[begin Records for the exercise]

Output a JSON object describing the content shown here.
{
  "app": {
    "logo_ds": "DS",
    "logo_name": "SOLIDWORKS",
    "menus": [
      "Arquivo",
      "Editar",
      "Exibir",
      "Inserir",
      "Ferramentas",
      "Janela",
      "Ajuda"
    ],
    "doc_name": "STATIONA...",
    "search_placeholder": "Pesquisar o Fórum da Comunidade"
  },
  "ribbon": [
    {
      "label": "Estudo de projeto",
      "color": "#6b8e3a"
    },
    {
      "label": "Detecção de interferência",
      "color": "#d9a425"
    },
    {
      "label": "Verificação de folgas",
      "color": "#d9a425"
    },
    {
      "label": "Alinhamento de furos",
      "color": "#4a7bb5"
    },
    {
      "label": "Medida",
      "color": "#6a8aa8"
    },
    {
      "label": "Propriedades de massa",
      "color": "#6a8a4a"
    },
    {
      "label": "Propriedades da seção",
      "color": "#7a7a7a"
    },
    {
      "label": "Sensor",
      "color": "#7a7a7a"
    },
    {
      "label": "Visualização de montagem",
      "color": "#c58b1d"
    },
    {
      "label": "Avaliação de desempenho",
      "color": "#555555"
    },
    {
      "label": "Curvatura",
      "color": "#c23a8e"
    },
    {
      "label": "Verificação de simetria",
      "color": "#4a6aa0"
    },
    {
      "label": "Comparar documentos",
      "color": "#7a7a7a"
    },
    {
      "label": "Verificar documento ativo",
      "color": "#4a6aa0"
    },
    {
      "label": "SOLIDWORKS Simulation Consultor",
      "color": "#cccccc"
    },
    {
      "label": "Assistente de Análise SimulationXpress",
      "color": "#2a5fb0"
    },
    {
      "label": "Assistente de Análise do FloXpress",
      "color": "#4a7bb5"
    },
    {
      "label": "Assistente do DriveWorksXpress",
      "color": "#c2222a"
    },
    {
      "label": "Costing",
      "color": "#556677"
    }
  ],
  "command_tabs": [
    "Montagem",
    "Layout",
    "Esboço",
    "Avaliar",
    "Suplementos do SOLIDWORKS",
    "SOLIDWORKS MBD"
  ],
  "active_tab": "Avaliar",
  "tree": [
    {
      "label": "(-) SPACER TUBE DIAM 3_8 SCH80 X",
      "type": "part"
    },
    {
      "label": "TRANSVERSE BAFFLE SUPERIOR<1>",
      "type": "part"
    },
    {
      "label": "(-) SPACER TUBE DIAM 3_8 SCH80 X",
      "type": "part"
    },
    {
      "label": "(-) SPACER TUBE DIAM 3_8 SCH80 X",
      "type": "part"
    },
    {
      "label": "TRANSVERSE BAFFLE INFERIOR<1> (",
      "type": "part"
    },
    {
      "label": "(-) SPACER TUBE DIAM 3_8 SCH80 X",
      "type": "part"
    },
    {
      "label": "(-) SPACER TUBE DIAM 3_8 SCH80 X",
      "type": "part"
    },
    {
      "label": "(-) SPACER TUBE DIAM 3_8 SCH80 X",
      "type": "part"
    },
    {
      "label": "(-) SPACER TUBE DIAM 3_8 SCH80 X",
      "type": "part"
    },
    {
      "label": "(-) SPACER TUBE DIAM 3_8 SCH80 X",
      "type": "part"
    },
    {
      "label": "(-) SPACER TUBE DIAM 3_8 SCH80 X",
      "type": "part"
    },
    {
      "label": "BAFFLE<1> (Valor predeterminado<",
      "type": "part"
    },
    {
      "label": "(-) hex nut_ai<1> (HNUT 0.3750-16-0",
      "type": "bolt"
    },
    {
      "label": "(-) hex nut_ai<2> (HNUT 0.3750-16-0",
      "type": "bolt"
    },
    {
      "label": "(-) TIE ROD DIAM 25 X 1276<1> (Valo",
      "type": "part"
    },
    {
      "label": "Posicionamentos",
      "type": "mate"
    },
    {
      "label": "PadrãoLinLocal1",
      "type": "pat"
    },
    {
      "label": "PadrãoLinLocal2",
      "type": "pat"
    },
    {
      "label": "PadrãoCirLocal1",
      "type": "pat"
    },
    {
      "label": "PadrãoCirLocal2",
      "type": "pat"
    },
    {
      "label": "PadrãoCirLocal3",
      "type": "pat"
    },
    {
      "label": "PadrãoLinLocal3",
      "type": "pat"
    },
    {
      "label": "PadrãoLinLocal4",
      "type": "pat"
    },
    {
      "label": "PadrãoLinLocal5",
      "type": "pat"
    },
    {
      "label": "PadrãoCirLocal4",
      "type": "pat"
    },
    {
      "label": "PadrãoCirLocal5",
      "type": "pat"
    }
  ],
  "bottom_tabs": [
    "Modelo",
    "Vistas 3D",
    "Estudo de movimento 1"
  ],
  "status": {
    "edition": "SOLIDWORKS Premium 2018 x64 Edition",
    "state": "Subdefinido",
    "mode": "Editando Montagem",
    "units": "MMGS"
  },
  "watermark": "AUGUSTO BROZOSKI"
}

[end Records for the exercise]

Using the listing, collect all lines in which the string "SOLIDWORKS" is found.

    "logo_name": "SOLIDWORKS",
      "label": "SOLIDWORKS Simulation Consultor",
    "Suplementos do SOLIDWORKS",
    "SOLIDWORKS MBD"
    "edition": "SOLIDWORKS Premium 2018 x64 Edition",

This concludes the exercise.